(Dataset records)

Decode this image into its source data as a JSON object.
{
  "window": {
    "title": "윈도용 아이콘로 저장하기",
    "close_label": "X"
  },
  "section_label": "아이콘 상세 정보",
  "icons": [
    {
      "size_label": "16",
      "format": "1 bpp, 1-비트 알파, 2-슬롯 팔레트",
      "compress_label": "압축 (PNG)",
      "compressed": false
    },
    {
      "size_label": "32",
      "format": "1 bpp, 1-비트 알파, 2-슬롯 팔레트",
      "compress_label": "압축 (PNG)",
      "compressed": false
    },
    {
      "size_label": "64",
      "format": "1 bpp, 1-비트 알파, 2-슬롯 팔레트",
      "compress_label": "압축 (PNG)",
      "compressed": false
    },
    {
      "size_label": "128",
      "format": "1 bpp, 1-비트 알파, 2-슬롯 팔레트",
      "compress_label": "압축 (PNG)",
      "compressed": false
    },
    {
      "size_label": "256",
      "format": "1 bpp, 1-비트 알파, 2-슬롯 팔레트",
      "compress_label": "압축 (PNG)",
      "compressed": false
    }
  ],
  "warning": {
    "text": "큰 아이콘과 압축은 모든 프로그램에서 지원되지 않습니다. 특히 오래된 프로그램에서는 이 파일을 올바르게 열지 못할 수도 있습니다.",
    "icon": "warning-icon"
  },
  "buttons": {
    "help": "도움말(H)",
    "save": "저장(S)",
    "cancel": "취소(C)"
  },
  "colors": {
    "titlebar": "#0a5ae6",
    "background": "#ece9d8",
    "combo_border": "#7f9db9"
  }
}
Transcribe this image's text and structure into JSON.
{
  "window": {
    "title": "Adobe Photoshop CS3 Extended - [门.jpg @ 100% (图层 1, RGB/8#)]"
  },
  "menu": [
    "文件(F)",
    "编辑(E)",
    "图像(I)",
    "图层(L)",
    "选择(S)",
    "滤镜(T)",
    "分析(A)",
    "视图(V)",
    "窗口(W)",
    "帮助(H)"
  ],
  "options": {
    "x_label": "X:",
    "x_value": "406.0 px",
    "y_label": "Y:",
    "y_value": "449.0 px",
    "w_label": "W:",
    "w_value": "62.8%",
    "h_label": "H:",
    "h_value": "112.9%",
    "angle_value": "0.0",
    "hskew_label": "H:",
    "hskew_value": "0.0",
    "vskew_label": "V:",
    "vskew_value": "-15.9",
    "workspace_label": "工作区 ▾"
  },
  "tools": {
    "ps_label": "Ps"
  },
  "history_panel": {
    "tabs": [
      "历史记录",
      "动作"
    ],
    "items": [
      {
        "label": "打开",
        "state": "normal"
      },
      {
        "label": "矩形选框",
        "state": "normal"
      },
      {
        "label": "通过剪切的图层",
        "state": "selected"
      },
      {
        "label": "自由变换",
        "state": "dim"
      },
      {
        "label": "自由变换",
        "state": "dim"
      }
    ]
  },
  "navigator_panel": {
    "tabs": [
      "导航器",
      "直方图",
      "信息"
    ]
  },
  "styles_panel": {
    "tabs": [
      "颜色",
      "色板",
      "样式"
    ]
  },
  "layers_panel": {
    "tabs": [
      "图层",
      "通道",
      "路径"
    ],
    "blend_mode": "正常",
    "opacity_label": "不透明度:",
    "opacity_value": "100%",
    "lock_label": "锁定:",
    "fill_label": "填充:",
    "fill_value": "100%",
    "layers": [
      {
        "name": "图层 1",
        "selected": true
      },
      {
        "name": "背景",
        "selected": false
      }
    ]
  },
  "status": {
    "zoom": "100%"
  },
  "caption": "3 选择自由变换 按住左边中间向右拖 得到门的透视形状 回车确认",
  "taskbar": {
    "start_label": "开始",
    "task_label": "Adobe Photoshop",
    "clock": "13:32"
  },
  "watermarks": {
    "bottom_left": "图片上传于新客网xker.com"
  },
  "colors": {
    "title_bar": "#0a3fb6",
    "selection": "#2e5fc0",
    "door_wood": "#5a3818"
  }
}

[What to work on] Your task is to output the full set of records exactly as presented.

[Reply]
Decode this image into its source data as a JSON object.
{
  "window": {
    "title": "윈도용 아이콘로 저장하기",
    "close_label": "X"
  },
  "section_label": "아이콘 상세 정보",
  "icons": [
    {
      "size_label": "16",
      "format": "1 bpp, 1-비트 알파, 2-슬롯 팔레트",
      "compress_label": "압축 (PNG)",
      "compressed": false
    },
    {
      "size_label": "32",
      "format": "1 bpp, 1-비트 알파, 2-슬롯 팔레트",
      "compress_label": "압축 (PNG)",
      "compressed": false
    },
    {
      "size_label": "64",
      "format": "1 bpp, 1-비트 알파, 2-슬롯 팔레트",
      "compress_label": "압축 (PNG)",
      "compressed": false
    },
    {
      "size_label": "128",
      "format": "1 bpp, 1-비트 알파, 2-슬롯 팔레트",
      "compress_label": "압축 (PNG)",
      "compressed": false
    },
    {
      "size_label": "256",
      "format": "1 bpp, 1-비트 알파, 2-슬롯 팔레트",
      "compress_label": "압축 (PNG)",
      "compressed": false
    }
  ],
  "warning": {
    "text": "큰 아이콘과 압축은 모든 프로그램에서 지원되지 않습니다. 특히 오래된 프로그램에서는 이 파일을 올바르게 열지 못할 수도 있습니다.",
    "icon": "warning-icon"
  },
  "buttons": {
    "help": "도움말(H)",
    "save": "저장(S)",
    "cancel": "취소(C)"
  },
  "colors": {
    "titlebar": "#0a5ae6",
    "background": "#ece9d8",
    "combo_border": "#7f9db9"
  }
}
Transcribe this image's text and structure into JSON.
{
  "window": {
    "title": "Adobe Photoshop CS3 Extended - [门.jpg @ 100% (图层 1, RGB/8#)]"
  },
  "menu": [
    "文件(F)",
    "编辑(E)",
    "图像(I)",
    "图层(L)",
    "选择(S)",
    "滤镜(T)",
    "分析(A)",
    "视图(V)",
    "窗口(W)",
    "帮助(H)"
  ],
  "options": {
    "x_label": "X:",
    "x_value": "406.0 px",
    "y_label": "Y:",
    "y_value": "449.0 px",
    "w_label": "W:",
    "w_value": "62.8%",
    "h_label": "H:",
    "h_value": "112.9%",
    "angle_value": "0.0",
    "hskew_label": "H:",
    "hskew_value": "0.0",
    "vskew_label": "V:",
    "vskew_value": "-15.9",
    "workspace_label": "工作区 ▾"
  },
  "tools": {
    "ps_label": "Ps"
  },
  "history_panel": {
    "tabs": [
      "历史记录",
      "动作"
    ],
    "items": [
      {
        "label": "打开",
        "state": "normal"
      },
      {
        "label": "矩形选框",
        "state": "normal"
      },
      {
        "label": "通过剪切的图层",
        "state": "selected"
      },
      {
        "label": "自由变换",
        "state": "dim"
      },
      {
        "label": "自由变换",
        "state": "dim"
      }
    ]
  },
  "navigator_panel": {
    "tabs": [
      "导航器",
      "直方图",
      "信息"
    ]
  },
  "styles_panel": {
    "tabs": [
      "颜色",
      "色板",
      "样式"
    ]
  },
  "layers_panel": {
    "tabs": [
      "图层",
      "通道",
      "路径"
    ],
    "blend_mode": "正常",
    "opacity_label": "不透明度:",
    "opacity_value": "100%",
    "lock_label": "锁定:",
    "fill_label": "填充:",
    "fill_value": "100%",
    "layers": [
      {
        "name": "图层 1",
        "selected": true
      },
      {
        "name": "背景",
        "selected": false
      }
    ]
  },
  "status": {
    "zoom": "100%"
  },
  "caption": "3 选择自由变换 按住左边中间向右拖 得到门的透视形状 回车确认",
  "taskbar": {
    "start_label": "开始",
    "task_label": "Adobe Photoshop",
    "clock": "13:32"
  },
  "watermarks": {
    "bottom_left": "图片上传于新客网xker.com"
  },
  "colors": {
    "title_bar": "#0a3fb6",
    "selection": "#2e5fc0",
    "door_wood": "#5a3818"
  }
}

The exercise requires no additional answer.